→ Task instructions
Rewrite the high school commandments column, starting at "1. Thou shalt" and ending at "will thank me.", with "sunscreen" changed to "lip balm".

→ Provided passage
River City Jules: Ten Commandments — the high school edition

Oh, the sweet sounds of school bells will ring across our town this week, ushering in a new era for roughly 1,500 students who will begin their first year at area high schools and for their roughly 3,000 parents who will watch their worry load grow exponentially over the next few years, including me.

As my firstborn readies her feet to walk through the doors of high school for the very first time, I have readied my head for the next eight solid years of raising high schoolers by drafting a list of rules. Commandments, actually. Feel free to embrace in your own home, as this is a journey no one should have to make alone.

Julie’s 10 Commandments for High School:

  1. Thou shalt eat breakfast, stand up straight and use sunscreen. Your future self will thank you.

  2. Thou shalt not pierce thy tongue nor grow a large hole in thy earlobe. Your future self will thank me.

  3. Honor thy parents’ curfews, rules and love of Bon Jovi. For one day you, too, shall have the privilege of waiting up with worry, asking “Will the parents be there?” and defending your love of all you hold dear on your iPod to people 100 percent dependent on you for food, clothing and shelter.

→ Source information

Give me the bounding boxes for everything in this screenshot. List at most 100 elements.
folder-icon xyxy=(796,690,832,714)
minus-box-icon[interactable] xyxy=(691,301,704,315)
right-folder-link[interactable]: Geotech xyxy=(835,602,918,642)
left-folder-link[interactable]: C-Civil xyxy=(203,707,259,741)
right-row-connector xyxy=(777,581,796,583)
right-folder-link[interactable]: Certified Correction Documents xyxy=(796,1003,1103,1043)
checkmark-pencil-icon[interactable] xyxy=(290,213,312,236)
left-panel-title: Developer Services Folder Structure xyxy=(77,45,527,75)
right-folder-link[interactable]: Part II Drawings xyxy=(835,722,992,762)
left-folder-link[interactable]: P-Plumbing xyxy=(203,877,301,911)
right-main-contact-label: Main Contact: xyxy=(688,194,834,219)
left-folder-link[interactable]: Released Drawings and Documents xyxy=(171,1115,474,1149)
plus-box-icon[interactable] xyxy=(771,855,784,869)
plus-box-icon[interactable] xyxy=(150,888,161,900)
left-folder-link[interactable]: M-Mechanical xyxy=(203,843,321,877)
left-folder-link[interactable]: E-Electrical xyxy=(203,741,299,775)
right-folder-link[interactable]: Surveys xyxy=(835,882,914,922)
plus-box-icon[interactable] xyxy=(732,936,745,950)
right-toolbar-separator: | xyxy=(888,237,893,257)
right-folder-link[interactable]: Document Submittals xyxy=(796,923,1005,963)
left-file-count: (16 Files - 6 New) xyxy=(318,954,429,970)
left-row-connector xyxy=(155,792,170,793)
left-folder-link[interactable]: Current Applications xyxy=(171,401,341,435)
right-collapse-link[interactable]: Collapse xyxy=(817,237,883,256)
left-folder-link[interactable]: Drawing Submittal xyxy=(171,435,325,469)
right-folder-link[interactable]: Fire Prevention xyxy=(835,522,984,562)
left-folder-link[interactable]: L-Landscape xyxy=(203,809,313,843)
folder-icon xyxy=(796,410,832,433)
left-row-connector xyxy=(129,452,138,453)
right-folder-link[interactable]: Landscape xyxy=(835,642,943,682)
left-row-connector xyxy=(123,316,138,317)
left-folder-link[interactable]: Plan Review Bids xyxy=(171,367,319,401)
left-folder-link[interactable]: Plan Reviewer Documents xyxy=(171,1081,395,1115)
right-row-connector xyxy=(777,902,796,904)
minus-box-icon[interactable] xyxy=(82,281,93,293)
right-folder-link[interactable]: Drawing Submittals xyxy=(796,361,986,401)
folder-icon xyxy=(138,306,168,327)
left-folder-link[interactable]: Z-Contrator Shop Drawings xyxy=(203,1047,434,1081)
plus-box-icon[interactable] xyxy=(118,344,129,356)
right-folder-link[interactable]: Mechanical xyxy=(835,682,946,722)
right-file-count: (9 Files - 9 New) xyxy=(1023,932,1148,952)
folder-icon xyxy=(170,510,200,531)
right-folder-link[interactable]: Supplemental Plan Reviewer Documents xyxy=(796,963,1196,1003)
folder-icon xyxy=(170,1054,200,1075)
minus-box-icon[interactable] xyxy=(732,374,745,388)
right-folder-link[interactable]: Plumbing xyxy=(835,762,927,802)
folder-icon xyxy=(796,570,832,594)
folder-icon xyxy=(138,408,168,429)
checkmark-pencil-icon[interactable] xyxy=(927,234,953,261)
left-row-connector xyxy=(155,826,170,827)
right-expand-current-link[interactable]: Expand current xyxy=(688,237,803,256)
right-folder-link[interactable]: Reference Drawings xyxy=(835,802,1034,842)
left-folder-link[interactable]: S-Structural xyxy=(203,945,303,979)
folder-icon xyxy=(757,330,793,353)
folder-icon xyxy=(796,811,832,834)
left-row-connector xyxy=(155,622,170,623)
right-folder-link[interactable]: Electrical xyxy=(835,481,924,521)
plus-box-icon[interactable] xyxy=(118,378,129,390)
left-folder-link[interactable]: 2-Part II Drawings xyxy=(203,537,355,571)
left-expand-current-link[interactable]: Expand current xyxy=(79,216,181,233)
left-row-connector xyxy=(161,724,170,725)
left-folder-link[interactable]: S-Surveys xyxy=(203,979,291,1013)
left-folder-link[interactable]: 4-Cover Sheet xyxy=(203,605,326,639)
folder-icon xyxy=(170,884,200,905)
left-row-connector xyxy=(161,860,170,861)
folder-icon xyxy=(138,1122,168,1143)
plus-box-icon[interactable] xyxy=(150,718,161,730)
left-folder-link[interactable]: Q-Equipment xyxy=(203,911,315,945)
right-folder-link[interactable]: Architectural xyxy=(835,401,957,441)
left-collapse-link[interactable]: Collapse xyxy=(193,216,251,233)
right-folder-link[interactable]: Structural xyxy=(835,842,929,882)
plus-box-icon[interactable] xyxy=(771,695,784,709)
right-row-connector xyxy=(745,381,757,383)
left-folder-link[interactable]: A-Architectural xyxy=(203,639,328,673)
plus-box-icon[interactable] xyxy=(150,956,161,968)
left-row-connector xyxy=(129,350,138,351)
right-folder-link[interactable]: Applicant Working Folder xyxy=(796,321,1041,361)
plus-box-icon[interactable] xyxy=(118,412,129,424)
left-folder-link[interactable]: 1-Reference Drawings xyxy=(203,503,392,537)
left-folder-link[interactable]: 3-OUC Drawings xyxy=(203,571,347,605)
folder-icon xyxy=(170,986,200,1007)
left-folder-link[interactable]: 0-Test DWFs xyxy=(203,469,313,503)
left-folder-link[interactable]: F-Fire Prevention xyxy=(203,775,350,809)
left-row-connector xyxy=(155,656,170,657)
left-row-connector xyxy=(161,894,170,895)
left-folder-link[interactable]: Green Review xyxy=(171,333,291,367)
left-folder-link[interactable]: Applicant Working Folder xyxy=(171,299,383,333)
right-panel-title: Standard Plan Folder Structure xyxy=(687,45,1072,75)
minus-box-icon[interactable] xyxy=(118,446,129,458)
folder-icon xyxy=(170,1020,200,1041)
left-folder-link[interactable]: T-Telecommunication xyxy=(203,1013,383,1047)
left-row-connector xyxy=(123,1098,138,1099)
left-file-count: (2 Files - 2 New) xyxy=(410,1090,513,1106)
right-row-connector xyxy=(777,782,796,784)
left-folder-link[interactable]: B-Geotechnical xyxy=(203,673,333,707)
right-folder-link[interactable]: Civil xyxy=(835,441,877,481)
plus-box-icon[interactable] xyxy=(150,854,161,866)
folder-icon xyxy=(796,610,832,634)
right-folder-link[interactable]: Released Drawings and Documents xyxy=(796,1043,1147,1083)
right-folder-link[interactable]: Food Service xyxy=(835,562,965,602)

→ Worked solution
1. Thou shalt eat breakfast, stand up straight and use lip balm. Your future self will thank you.

  2. Thou shalt not pierce thy tongue nor grow a large hole in thy earlobe. Your future self will thank me.